··· Given records ···
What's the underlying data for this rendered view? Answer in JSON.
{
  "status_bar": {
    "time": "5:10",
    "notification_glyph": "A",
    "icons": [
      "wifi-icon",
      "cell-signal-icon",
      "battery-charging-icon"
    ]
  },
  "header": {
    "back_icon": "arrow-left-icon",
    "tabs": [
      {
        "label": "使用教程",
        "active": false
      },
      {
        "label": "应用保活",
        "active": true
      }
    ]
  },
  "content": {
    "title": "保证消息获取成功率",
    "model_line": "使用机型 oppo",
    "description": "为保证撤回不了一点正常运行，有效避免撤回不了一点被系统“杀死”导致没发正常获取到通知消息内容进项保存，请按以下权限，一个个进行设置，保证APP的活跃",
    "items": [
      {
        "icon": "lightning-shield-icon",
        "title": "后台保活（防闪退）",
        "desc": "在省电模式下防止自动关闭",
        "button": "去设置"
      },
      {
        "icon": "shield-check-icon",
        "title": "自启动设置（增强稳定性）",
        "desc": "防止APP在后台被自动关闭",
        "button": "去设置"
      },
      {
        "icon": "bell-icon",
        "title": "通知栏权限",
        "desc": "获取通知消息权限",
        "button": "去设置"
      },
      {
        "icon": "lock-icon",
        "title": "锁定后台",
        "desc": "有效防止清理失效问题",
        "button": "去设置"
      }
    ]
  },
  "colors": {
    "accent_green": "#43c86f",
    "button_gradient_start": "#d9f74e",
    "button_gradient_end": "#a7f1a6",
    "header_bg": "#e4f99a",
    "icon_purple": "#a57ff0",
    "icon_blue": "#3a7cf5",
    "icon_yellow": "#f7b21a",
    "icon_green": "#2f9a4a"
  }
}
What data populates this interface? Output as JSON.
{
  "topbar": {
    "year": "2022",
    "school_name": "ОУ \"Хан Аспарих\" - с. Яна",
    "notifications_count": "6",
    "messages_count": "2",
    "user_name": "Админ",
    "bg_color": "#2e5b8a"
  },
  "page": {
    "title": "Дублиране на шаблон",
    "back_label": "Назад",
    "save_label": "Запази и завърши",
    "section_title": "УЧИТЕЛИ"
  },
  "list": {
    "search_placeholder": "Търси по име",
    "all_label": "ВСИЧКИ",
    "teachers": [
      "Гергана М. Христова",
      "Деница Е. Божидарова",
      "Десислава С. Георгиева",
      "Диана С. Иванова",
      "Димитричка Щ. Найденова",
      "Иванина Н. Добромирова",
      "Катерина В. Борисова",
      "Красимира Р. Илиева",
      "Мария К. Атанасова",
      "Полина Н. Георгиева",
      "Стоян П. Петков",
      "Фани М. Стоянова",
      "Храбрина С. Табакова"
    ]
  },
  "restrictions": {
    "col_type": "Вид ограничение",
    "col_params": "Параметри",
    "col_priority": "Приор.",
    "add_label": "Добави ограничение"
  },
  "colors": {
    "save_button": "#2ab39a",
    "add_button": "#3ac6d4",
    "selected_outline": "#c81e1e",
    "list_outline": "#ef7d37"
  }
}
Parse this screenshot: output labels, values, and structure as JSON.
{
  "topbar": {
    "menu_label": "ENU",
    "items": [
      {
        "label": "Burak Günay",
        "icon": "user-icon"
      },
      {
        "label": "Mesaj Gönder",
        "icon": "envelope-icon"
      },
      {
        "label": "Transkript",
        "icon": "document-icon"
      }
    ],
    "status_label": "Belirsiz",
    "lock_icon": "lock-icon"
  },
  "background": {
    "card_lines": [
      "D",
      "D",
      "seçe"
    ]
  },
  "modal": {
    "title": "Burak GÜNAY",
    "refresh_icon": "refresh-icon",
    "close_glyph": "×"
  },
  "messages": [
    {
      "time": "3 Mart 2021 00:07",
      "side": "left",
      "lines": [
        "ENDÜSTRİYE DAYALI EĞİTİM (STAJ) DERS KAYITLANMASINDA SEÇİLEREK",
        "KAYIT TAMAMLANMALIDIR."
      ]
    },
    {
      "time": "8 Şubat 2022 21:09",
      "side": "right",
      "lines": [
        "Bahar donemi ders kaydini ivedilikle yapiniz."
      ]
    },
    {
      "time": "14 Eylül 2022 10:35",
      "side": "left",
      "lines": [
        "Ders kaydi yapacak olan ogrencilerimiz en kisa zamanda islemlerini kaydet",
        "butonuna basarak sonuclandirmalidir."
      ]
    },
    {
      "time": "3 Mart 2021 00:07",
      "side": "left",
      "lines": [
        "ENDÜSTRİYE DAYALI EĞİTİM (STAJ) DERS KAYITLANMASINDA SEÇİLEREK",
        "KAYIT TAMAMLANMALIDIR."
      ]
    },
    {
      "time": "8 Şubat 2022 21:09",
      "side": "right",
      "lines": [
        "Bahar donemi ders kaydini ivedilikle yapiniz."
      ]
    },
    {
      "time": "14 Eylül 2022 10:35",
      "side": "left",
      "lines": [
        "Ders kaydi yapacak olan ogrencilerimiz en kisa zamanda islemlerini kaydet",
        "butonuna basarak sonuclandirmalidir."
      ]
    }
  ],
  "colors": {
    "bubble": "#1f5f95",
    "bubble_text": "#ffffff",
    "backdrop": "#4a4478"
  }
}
···
◆ **What you are asked to do**: Restate the listing in full, word for word.

◆ **Output of the task**:
What's the underlying data for this rendered view? Answer in JSON.
{
  "status_bar": {
    "time": "5:10",
    "notification_glyph": "A",
    "icons": [
      "wifi-icon",
      "cell-signal-icon",
      "battery-charging-icon"
    ]
  },
  "header": {
    "back_icon": "arrow-left-icon",
    "tabs": [
      {
        "label": "使用教程",
        "active": false
      },
      {
        "label": "应用保活",
        "active": true
      }
    ]
  },
  "content": {
    "title": "保证消息获取成功率",
    "model_line": "使用机型 oppo",
    "description": "为保证撤回不了一点正常运行，有效避免撤回不了一点被系统“杀死”导致没发正常获取到通知消息内容进项保存，请按以下权限，一个个进行设置，保证APP的活跃",
    "items": [
      {
        "icon": "lightning-shield-icon",
        "title": "后台保活（防闪退）",
        "desc": "在省电模式下防止自动关闭",
        "button": "去设置"
      },
      {
        "icon": "shield-check-icon",
        "title": "自启动设置（增强稳定性）",
        "desc": "防止APP在后台被自动关闭",
        "button": "去设置"
      },
      {
        "icon": "bell-icon",
        "title": "通知栏权限",
        "desc": "获取通知消息权限",
        "button": "去设置"
      },
      {
        "icon": "lock-icon",
        "title": "锁定后台",
        "desc": "有效防止清理失效问题",
        "button": "去设置"
      }
    ]
  },
  "colors": {
    "accent_green": "#43c86f",
    "button_gradient_start": "#d9f74e",
    "button_gradient_end": "#a7f1a6",
    "header_bg": "#e4f99a",
    "icon_purple": "#a57ff0",
    "icon_blue": "#3a7cf5",
    "icon_yellow": "#f7b21a",
    "icon_green": "#2f9a4a"
  }
}
What data populates this interface? Output as JSON.
{
  "topbar": {
    "year": "2022",
    "school_name": "ОУ \"Хан Аспарих\" - с. Яна",
    "notifications_count": "6",
    "messages_count": "2",
    "user_name": "Админ",
    "bg_color": "#2e5b8a"
  },
  "page": {
    "title": "Дублиране на шаблон",
    "back_label": "Назад",
    "save_label": "Запази и завърши",
    "section_title": "УЧИТЕЛИ"
  },
  "list": {
    "search_placeholder": "Търси по име",
    "all_label": "ВСИЧКИ",
    "teachers": [
      "Гергана М. Христова",
      "Деница Е. Божидарова",
      "Десислава С. Георгиева",
      "Диана С. Иванова",
      "Димитричка Щ. Найденова",
      "Иванина Н. Добромирова",
      "Катерина В. Борисова",
      "Красимира Р. Илиева",
      "Мария К. Атанасова",
      "Полина Н. Георгиева",
      "Стоян П. Петков",
      "Фани М. Стоянова",
      "Храбрина С. Табакова"
    ]
  },
  "restrictions": {
    "col_type": "Вид ограничение",
    "col_params": "Параметри",
    "col_priority": "Приор.",
    "add_label": "Добави ограничение"
  },
  "colors": {
    "save_button": "#2ab39a",
    "add_button": "#3ac6d4",
    "selected_outline": "#c81e1e",
    "list_outline": "#ef7d37"
  }
}
Parse this screenshot: output labels, values, and structure as JSON.
{
  "topbar": {
    "menu_label": "ENU",
    "items": [
      {
        "label": "Burak Günay",
        "icon": "user-icon"
      },
      {
        "label": "Mesaj Gönder",
        "icon": "envelope-icon"
      },
      {
        "label": "Transkript",
        "icon": "document-icon"
      }
    ],
    "status_label": "Belirsiz",
    "lock_icon": "lock-icon"
  },
  "background": {
    "card_lines": [
      "D",
      "D",
      "seçe"
    ]
  },
  "modal": {
    "title": "Burak GÜNAY",
    "refresh_icon": "refresh-icon",
    "close_glyph": "×"
  },
  "messages": [
    {
      "time": "3 Mart 2021 00:07",
      "side": "left",
      "lines": [
        "ENDÜSTRİYE DAYALI EĞİTİM (STAJ) DERS KAYITLANMASINDA SEÇİLEREK",
        "KAYIT TAMAMLANMALIDIR."
      ]
    },
    {
      "time": "8 Şubat 2022 21:09",
      "side": "right",
      "lines": [
        "Bahar donemi ders kaydini ivedilikle yapiniz."
      ]
    },
    {
      "time": "14 Eylül 2022 10:35",
      "side": "left",
      "lines": [
        "Ders kaydi yapacak olan ogrencilerimiz en kisa zamanda islemlerini kaydet",
        "butonuna basarak sonuclandirmalidir."
      ]
    },
    {
      "time": "3 Mart 2021 00:07",
      "side": "left",
      "lines": [
        "ENDÜSTRİYE DAYALI EĞİTİM (STAJ) DERS KAYITLANMASINDA SEÇİLEREK",
        "KAYIT TAMAMLANMALIDIR."
      ]
    },
    {
      "time": "8 Şubat 2022 21:09",
      "side": "right",
      "lines": [
        "Bahar donemi ders kaydini ivedilikle yapiniz."
      ]
    },
    {
      "time": "14 Eylül 2022 10:35",
      "side": "left",
      "lines": [
        "Ders kaydi yapacak olan ogrencilerimiz en kisa zamanda islemlerini kaydet",
        "butonuna basarak sonuclandirmalidir."
      ]
    }
  ],
  "colors": {
    "bubble": "#1f5f95",
    "bubble_text": "#ffffff",
    "backdrop": "#4a4478"
  }
}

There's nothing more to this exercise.